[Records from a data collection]
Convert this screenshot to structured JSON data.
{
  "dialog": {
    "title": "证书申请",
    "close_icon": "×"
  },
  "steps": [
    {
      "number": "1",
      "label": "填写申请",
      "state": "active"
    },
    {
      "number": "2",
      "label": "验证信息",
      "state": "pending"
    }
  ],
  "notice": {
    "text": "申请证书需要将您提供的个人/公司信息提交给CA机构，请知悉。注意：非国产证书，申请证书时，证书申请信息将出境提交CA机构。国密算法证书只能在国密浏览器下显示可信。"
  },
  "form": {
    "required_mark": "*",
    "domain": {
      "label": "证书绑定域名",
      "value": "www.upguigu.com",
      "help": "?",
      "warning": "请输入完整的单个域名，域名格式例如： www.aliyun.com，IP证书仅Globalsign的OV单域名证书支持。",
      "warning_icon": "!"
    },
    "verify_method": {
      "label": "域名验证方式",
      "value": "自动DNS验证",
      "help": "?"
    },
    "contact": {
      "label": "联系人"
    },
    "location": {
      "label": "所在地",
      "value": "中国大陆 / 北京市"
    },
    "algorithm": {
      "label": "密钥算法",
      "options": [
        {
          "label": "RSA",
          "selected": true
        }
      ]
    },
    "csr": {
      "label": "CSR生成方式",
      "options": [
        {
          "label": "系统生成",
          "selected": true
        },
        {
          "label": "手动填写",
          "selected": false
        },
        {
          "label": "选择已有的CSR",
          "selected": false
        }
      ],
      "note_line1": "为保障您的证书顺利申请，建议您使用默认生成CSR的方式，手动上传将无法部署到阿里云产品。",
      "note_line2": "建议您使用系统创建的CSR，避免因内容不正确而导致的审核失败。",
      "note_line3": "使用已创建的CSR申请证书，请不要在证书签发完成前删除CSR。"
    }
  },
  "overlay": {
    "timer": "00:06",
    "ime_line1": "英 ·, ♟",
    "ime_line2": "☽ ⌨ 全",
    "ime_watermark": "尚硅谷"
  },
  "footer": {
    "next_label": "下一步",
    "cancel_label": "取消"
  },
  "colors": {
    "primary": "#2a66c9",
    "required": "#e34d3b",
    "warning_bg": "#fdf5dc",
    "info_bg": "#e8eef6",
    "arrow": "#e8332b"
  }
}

==

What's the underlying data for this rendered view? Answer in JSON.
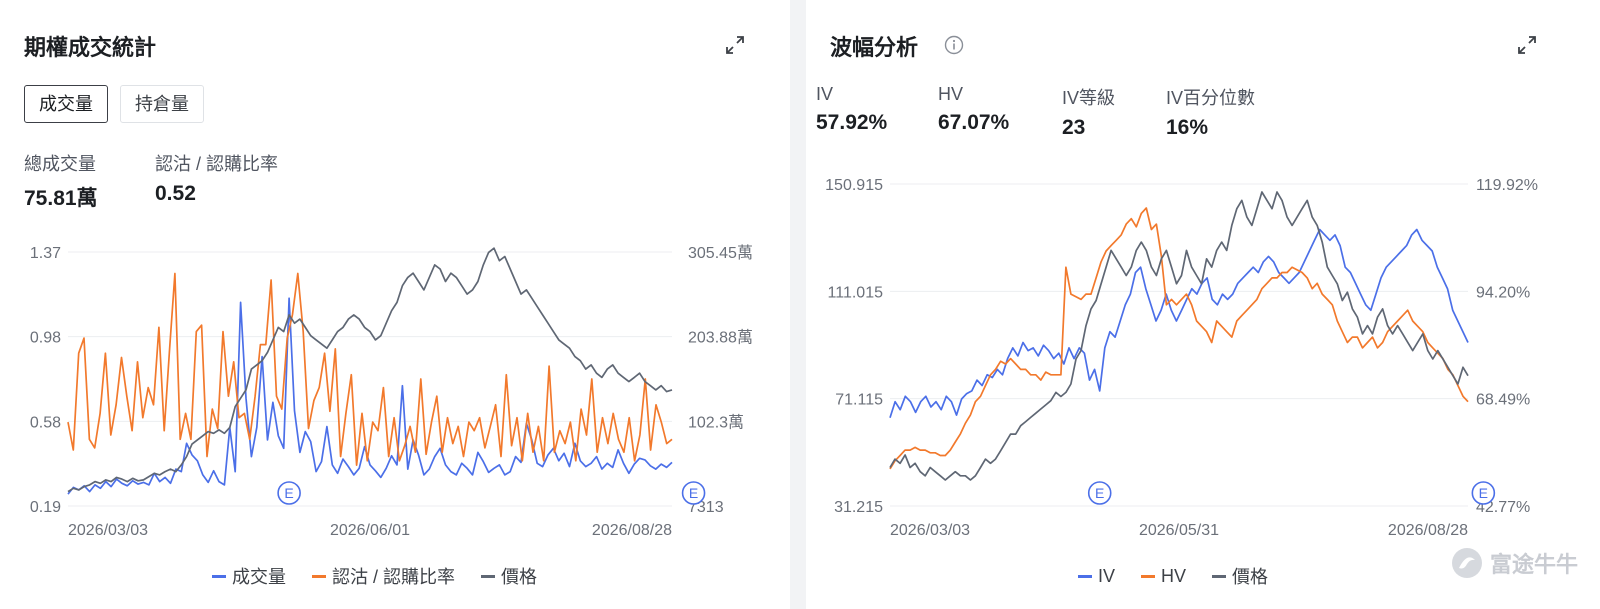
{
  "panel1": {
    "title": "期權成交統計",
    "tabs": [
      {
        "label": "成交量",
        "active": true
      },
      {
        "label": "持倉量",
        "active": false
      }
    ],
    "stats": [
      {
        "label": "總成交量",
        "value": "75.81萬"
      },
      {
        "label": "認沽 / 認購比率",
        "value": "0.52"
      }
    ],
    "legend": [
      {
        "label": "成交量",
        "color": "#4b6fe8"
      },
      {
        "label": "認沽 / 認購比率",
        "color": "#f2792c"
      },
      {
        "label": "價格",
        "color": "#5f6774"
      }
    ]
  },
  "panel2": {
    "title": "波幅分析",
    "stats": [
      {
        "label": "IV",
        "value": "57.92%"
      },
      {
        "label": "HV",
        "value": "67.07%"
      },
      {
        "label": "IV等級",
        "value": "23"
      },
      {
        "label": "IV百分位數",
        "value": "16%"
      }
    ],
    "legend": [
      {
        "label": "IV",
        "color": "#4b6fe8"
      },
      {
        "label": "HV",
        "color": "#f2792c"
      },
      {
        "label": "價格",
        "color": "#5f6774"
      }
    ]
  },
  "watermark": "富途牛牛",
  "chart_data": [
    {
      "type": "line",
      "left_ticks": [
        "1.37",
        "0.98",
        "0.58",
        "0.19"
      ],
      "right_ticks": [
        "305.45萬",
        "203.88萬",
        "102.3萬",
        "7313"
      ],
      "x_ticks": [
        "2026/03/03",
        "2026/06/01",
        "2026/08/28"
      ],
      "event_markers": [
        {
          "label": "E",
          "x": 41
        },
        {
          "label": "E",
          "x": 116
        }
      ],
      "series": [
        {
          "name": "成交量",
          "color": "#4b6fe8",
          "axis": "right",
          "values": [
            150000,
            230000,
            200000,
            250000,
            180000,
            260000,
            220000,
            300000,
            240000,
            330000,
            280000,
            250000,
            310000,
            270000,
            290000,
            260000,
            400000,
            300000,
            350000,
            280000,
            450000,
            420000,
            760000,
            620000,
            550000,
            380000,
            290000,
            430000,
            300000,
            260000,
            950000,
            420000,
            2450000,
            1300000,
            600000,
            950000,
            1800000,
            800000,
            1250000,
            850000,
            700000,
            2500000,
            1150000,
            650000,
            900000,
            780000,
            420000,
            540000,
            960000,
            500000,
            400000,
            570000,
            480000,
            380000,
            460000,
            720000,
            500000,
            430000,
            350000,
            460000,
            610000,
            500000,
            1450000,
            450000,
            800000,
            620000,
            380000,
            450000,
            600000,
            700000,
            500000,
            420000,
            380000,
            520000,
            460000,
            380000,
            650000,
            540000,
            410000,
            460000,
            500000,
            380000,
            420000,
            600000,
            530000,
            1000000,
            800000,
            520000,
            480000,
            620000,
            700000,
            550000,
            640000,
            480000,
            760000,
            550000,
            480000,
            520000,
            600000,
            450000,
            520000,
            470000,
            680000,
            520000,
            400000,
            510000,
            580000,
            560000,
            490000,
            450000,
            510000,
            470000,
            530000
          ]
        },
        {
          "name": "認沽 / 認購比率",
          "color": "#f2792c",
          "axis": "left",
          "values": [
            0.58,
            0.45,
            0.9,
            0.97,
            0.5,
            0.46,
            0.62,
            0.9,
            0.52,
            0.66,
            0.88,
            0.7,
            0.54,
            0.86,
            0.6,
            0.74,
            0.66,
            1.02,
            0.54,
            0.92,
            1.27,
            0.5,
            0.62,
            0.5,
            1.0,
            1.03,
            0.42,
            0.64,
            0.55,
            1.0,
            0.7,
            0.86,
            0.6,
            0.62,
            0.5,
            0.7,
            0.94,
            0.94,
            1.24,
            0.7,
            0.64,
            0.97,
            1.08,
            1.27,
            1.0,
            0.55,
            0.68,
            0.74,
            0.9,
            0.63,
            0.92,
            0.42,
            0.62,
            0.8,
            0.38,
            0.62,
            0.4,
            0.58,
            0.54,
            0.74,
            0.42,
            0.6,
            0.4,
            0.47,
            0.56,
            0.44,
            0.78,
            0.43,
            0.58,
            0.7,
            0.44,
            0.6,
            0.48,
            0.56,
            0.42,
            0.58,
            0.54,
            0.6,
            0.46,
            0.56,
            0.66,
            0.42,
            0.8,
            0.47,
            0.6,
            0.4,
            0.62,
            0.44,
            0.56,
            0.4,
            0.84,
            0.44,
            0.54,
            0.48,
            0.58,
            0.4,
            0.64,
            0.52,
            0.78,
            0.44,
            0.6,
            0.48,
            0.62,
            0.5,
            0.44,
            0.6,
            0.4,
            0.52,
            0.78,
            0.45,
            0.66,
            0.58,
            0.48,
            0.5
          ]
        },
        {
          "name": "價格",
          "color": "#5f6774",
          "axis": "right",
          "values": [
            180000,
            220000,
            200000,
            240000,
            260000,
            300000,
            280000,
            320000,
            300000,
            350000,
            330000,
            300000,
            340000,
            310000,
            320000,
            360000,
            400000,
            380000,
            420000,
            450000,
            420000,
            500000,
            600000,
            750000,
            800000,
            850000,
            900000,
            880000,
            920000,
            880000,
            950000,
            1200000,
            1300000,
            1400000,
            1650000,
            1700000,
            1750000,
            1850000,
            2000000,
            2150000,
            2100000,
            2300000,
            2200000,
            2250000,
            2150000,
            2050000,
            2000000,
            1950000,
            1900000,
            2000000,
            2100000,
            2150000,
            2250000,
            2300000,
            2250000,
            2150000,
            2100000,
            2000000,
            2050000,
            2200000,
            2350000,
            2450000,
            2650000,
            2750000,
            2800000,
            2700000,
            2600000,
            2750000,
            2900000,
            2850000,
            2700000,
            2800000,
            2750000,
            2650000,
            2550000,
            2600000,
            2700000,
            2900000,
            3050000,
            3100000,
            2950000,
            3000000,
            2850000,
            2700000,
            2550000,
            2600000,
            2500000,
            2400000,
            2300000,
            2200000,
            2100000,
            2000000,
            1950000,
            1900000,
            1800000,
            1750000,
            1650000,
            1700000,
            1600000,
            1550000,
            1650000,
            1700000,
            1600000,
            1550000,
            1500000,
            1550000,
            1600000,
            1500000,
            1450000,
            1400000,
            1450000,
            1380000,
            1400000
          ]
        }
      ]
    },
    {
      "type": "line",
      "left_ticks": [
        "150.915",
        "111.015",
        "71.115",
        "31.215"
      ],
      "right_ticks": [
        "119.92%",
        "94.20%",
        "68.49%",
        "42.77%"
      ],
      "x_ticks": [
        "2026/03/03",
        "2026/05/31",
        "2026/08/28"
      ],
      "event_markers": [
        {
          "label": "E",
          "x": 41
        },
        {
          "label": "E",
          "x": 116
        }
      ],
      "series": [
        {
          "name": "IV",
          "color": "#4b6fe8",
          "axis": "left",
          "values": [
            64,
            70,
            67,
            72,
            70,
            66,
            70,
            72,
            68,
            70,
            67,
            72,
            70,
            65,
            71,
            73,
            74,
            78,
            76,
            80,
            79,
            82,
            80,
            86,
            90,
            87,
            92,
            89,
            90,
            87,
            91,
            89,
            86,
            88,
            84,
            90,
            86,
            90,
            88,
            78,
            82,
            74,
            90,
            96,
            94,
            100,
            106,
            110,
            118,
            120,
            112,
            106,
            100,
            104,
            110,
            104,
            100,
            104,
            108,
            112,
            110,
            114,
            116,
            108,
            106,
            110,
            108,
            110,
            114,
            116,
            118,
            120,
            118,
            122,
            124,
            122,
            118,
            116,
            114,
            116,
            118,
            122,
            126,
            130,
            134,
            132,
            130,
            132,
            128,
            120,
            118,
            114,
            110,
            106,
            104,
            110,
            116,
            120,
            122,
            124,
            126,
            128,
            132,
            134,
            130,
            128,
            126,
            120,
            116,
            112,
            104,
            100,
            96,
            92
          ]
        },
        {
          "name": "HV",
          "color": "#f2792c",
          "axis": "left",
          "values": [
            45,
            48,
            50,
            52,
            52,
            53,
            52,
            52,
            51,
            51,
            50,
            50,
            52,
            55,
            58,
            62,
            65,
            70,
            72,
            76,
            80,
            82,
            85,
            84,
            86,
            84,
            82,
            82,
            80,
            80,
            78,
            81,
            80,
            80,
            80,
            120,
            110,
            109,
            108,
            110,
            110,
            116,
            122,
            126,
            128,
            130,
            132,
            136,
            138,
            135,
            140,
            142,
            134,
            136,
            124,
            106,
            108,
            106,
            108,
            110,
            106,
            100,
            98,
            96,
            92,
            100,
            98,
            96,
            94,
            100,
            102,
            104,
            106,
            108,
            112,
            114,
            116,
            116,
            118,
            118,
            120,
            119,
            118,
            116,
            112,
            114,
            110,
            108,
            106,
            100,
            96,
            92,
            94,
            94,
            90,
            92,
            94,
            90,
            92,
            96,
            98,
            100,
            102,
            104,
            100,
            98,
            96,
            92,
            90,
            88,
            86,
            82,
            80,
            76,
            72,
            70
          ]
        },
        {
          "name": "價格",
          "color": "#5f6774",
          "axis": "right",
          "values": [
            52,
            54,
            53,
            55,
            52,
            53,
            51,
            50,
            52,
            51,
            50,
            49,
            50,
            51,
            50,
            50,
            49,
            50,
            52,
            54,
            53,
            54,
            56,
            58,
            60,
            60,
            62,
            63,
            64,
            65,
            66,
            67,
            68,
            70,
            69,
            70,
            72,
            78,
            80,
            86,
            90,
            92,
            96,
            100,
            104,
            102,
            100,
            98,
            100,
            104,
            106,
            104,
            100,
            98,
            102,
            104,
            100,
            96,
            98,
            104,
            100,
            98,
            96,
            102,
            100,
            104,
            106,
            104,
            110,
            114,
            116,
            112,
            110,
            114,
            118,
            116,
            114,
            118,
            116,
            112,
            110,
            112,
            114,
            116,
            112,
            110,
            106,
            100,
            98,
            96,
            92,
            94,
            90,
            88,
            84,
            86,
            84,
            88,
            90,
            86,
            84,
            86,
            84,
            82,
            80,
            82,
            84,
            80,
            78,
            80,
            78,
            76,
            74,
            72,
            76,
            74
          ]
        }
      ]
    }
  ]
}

---

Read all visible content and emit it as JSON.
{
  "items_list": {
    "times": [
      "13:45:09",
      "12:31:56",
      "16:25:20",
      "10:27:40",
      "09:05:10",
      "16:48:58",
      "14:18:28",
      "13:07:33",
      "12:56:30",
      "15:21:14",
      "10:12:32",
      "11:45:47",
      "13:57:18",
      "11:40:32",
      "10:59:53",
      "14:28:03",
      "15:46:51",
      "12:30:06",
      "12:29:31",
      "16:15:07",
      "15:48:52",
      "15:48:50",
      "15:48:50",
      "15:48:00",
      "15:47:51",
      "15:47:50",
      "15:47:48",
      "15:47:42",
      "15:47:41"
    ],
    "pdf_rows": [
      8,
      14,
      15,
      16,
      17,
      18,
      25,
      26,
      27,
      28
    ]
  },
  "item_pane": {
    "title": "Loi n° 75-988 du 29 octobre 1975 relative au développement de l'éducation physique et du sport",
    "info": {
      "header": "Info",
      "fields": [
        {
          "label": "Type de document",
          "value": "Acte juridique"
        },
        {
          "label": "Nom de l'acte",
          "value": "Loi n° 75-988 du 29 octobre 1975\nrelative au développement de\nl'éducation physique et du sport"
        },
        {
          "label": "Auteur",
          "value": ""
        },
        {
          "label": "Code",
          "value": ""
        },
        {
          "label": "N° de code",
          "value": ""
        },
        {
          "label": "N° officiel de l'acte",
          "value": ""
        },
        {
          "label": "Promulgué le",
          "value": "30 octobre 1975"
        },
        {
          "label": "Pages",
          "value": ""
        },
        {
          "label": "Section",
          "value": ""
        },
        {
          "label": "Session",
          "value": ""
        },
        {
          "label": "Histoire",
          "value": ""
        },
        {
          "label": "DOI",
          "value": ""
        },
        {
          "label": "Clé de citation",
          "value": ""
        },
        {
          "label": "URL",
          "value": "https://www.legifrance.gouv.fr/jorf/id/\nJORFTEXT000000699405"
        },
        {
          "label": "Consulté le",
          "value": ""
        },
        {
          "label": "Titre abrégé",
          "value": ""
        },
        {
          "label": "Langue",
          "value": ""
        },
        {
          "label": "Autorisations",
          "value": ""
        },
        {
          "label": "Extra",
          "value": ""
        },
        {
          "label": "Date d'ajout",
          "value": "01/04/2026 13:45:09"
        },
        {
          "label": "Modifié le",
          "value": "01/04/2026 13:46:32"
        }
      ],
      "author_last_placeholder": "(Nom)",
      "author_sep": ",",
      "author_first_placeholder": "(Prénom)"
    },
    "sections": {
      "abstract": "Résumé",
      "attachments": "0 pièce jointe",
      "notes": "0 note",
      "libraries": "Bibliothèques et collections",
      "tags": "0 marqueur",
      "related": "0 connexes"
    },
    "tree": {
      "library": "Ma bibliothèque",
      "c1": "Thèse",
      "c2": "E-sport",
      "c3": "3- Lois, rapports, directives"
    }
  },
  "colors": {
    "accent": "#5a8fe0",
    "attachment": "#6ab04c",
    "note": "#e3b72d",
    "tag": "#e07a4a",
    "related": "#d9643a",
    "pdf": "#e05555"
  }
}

• _What you need to do_
Pull every line containing the word "octobre" out of the material.

• _Result of this task_
    "title": "Loi n° 75-988 du 29 octobre 1975 relative au développement de l'éducation physique et du sport",
          "value": "Loi n° 75-988 du 29 octobre 1975\nrelative au développement de\nl'éducation physique et du sport"
          "value": "30 octobre 1975"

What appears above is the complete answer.